Given instruction — Could you repeat the records below exactly, leaving out any pictures?
# start of Supplied records
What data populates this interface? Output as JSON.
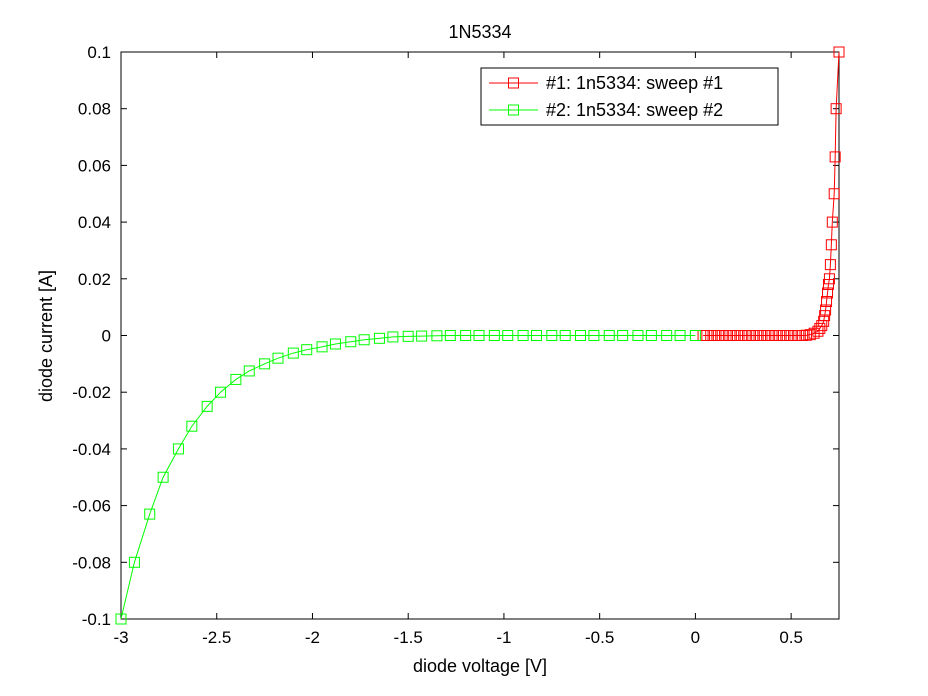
{
  "chart_data": {
    "type": "line",
    "title": "1N5334",
    "xlabel": "diode voltage [V]",
    "ylabel": "diode current [A]",
    "xlim": [
      -3,
      0.75
    ],
    "ylim": [
      -0.1,
      0.1
    ],
    "xticks": [
      -3,
      -2.5,
      -2,
      -1.5,
      -1,
      -0.5,
      0,
      0.5
    ],
    "xtick_labels": [
      "-3",
      "-2.5",
      "-2",
      "-1.5",
      "-1",
      "-0.5",
      "0",
      "0.5"
    ],
    "yticks": [
      -0.1,
      -0.08,
      -0.06,
      -0.04,
      -0.02,
      0,
      0.02,
      0.04,
      0.06,
      0.08,
      0.1
    ],
    "ytick_labels": [
      "-0.1",
      "-0.08",
      "-0.06",
      "-0.04",
      "-0.02",
      "0",
      "0.02",
      "0.04",
      "0.06",
      "0.08",
      "0.1"
    ],
    "grid": false,
    "legend_position": "top-right",
    "marker": "square",
    "series": [
      {
        "name": "#1: 1n5334: sweep #1",
        "color": "#ff0000",
        "points": [
          [
            0.04,
            0
          ],
          [
            0.06,
            0
          ],
          [
            0.08,
            0
          ],
          [
            0.1,
            0
          ],
          [
            0.12,
            0
          ],
          [
            0.14,
            0
          ],
          [
            0.16,
            0
          ],
          [
            0.18,
            0
          ],
          [
            0.2,
            0
          ],
          [
            0.22,
            0
          ],
          [
            0.24,
            0
          ],
          [
            0.26,
            0
          ],
          [
            0.28,
            0
          ],
          [
            0.3,
            0
          ],
          [
            0.32,
            0
          ],
          [
            0.34,
            0
          ],
          [
            0.36,
            0
          ],
          [
            0.38,
            0
          ],
          [
            0.4,
            0
          ],
          [
            0.42,
            0
          ],
          [
            0.44,
            0
          ],
          [
            0.46,
            0
          ],
          [
            0.48,
            0
          ],
          [
            0.5,
            0
          ],
          [
            0.52,
            0
          ],
          [
            0.54,
            0
          ],
          [
            0.56,
            0
          ],
          [
            0.58,
            0.0001
          ],
          [
            0.6,
            0.0003
          ],
          [
            0.62,
            0.0008
          ],
          [
            0.64,
            0.0015
          ],
          [
            0.65,
            0.0025
          ],
          [
            0.66,
            0.0035
          ],
          [
            0.67,
            0.005
          ],
          [
            0.675,
            0.007
          ],
          [
            0.68,
            0.009
          ],
          [
            0.685,
            0.012
          ],
          [
            0.69,
            0.015
          ],
          [
            0.695,
            0.018
          ],
          [
            0.7,
            0.02
          ],
          [
            0.705,
            0.025
          ],
          [
            0.71,
            0.032
          ],
          [
            0.715,
            0.04
          ],
          [
            0.725,
            0.05
          ],
          [
            0.73,
            0.063
          ],
          [
            0.735,
            0.08
          ],
          [
            0.75,
            0.1
          ]
        ]
      },
      {
        "name": "#2: 1n5334: sweep #2",
        "color": "#00ff00",
        "points": [
          [
            -3.0,
            -0.1
          ],
          [
            -2.93,
            -0.08
          ],
          [
            -2.85,
            -0.063
          ],
          [
            -2.78,
            -0.05
          ],
          [
            -2.7,
            -0.04
          ],
          [
            -2.63,
            -0.032
          ],
          [
            -2.55,
            -0.025
          ],
          [
            -2.48,
            -0.02
          ],
          [
            -2.4,
            -0.0155
          ],
          [
            -2.33,
            -0.0125
          ],
          [
            -2.25,
            -0.01
          ],
          [
            -2.18,
            -0.008
          ],
          [
            -2.1,
            -0.0062
          ],
          [
            -2.03,
            -0.005
          ],
          [
            -1.95,
            -0.004
          ],
          [
            -1.88,
            -0.003
          ],
          [
            -1.8,
            -0.0022
          ],
          [
            -1.73,
            -0.0015
          ],
          [
            -1.65,
            -0.001
          ],
          [
            -1.58,
            -0.0005
          ],
          [
            -1.5,
            -0.0003
          ],
          [
            -1.43,
            -0.0002
          ],
          [
            -1.35,
            -0.0001
          ],
          [
            -1.28,
            0
          ],
          [
            -1.2,
            0
          ],
          [
            -1.13,
            0
          ],
          [
            -1.05,
            0
          ],
          [
            -0.98,
            0
          ],
          [
            -0.9,
            0
          ],
          [
            -0.83,
            0
          ],
          [
            -0.75,
            0
          ],
          [
            -0.68,
            0
          ],
          [
            -0.6,
            0
          ],
          [
            -0.53,
            0
          ],
          [
            -0.45,
            0
          ],
          [
            -0.38,
            0
          ],
          [
            -0.3,
            0
          ],
          [
            -0.23,
            0
          ],
          [
            -0.15,
            0
          ],
          [
            -0.08,
            0
          ],
          [
            0,
            0
          ]
        ]
      }
    ]
  }
}
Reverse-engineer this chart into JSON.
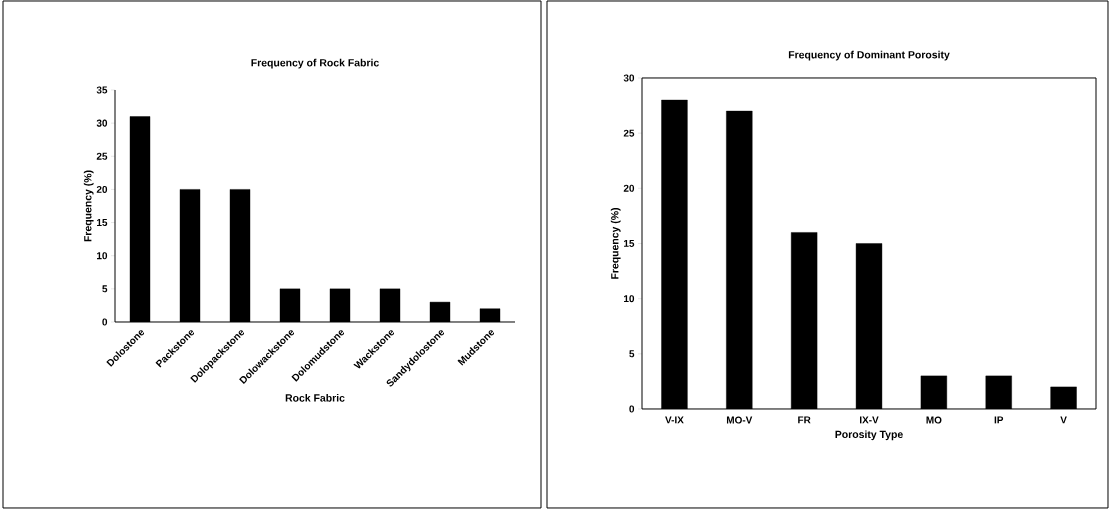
# end of Supplied records
Answer to the task —
What data populates this interface? Output as JSON.
{
  "chart_data": {
    "type": "line",
    "title": "1N5334",
    "xlabel": "diode voltage [V]",
    "ylabel": "diode current [A]",
    "xlim": [
      -3,
      0.75
    ],
    "ylim": [
      -0.1,
      0.1
    ],
    "xticks": [
      -3,
      -2.5,
      -2,
      -1.5,
      -1,
      -0.5,
      0,
      0.5
    ],
    "xtick_labels": [
      "-3",
      "-2.5",
      "-2",
      "-1.5",
      "-1",
      "-0.5",
      "0",
      "0.5"
    ],
    "yticks": [
      -0.1,
      -0.08,
      -0.06,
      -0.04,
      -0.02,
      0,
      0.02,
      0.04,
      0.06,
      0.08,
      0.1
    ],
    "ytick_labels": [
      "-0.1",
      "-0.08",
      "-0.06",
      "-0.04",
      "-0.02",
      "0",
      "0.02",
      "0.04",
      "0.06",
      "0.08",
      "0.1"
    ],
    "grid": false,
    "legend_position": "top-right",
    "marker": "square",
    "series": [
      {
        "name": "#1: 1n5334: sweep #1",
        "color": "#ff0000",
        "points": [
          [
            0.04,
            0
          ],
          [
            0.06,
            0
          ],
          [
            0.08,
            0
          ],
          [
            0.1,
            0
          ],
          [
            0.12,
            0
          ],
          [
            0.14,
            0
          ],
          [
            0.16,
            0
          ],
          [
            0.18,
            0
          ],
          [
            0.2,
            0
          ],
          [
            0.22,
            0
          ],
          [
            0.24,
            0
          ],
          [
            0.26,
            0
          ],
          [
            0.28,
            0
          ],
          [
            0.3,
            0
          ],
          [
            0.32,
            0
          ],
          [
            0.34,
            0
          ],
          [
            0.36,
            0
          ],
          [
            0.38,
            0
          ],
          [
            0.4,
            0
          ],
          [
            0.42,
            0
          ],
          [
            0.44,
            0
          ],
          [
            0.46,
            0
          ],
          [
            0.48,
            0
          ],
          [
            0.5,
            0
          ],
          [
            0.52,
            0
          ],
          [
            0.54,
            0
          ],
          [
            0.56,
            0
          ],
          [
            0.58,
            0.0001
          ],
          [
            0.6,
            0.0003
          ],
          [
            0.62,
            0.0008
          ],
          [
            0.64,
            0.0015
          ],
          [
            0.65,
            0.0025
          ],
          [
            0.66,
            0.0035
          ],
          [
            0.67,
            0.005
          ],
          [
            0.675,
            0.007
          ],
          [
            0.68,
            0.009
          ],
          [
            0.685,
            0.012
          ],
          [
            0.69,
            0.015
          ],
          [
            0.695,
            0.018
          ],
          [
            0.7,
            0.02
          ],
          [
            0.705,
            0.025
          ],
          [
            0.71,
            0.032
          ],
          [
            0.715,
            0.04
          ],
          [
            0.725,
            0.05
          ],
          [
            0.73,
            0.063
          ],
          [
            0.735,
            0.08
          ],
          [
            0.75,
            0.1
          ]
        ]
      },
      {
        "name": "#2: 1n5334: sweep #2",
        "color": "#00ff00",
        "points": [
          [
            -3.0,
            -0.1
          ],
          [
            -2.93,
            -0.08
          ],
          [
            -2.85,
            -0.063
          ],
          [
            -2.78,
            -0.05
          ],
          [
            -2.7,
            -0.04
          ],
          [
            -2.63,
            -0.032
          ],
          [
            -2.55,
            -0.025
          ],
          [
            -2.48,
            -0.02
          ],
          [
            -2.4,
            -0.0155
          ],
          [
            -2.33,
            -0.0125
          ],
          [
            -2.25,
            -0.01
          ],
          [
            -2.18,
            -0.008
          ],
          [
            -2.1,
            -0.0062
          ],
          [
            -2.03,
            -0.005
          ],
          [
            -1.95,
            -0.004
          ],
          [
            -1.88,
            -0.003
          ],
          [
            -1.8,
            -0.0022
          ],
          [
            -1.73,
            -0.0015
          ],
          [
            -1.65,
            -0.001
          ],
          [
            -1.58,
            -0.0005
          ],
          [
            -1.5,
            -0.0003
          ],
          [
            -1.43,
            -0.0002
          ],
          [
            -1.35,
            -0.0001
          ],
          [
            -1.28,
            0
          ],
          [
            -1.2,
            0
          ],
          [
            -1.13,
            0
          ],
          [
            -1.05,
            0
          ],
          [
            -0.98,
            0
          ],
          [
            -0.9,
            0
          ],
          [
            -0.83,
            0
          ],
          [
            -0.75,
            0
          ],
          [
            -0.68,
            0
          ],
          [
            -0.6,
            0
          ],
          [
            -0.53,
            0
          ],
          [
            -0.45,
            0
          ],
          [
            -0.38,
            0
          ],
          [
            -0.3,
            0
          ],
          [
            -0.23,
            0
          ],
          [
            -0.15,
            0
          ],
          [
            -0.08,
            0
          ],
          [
            0,
            0
          ]
        ]
      }
    ]
  }
}
Reverse-engineer this chart into JSON.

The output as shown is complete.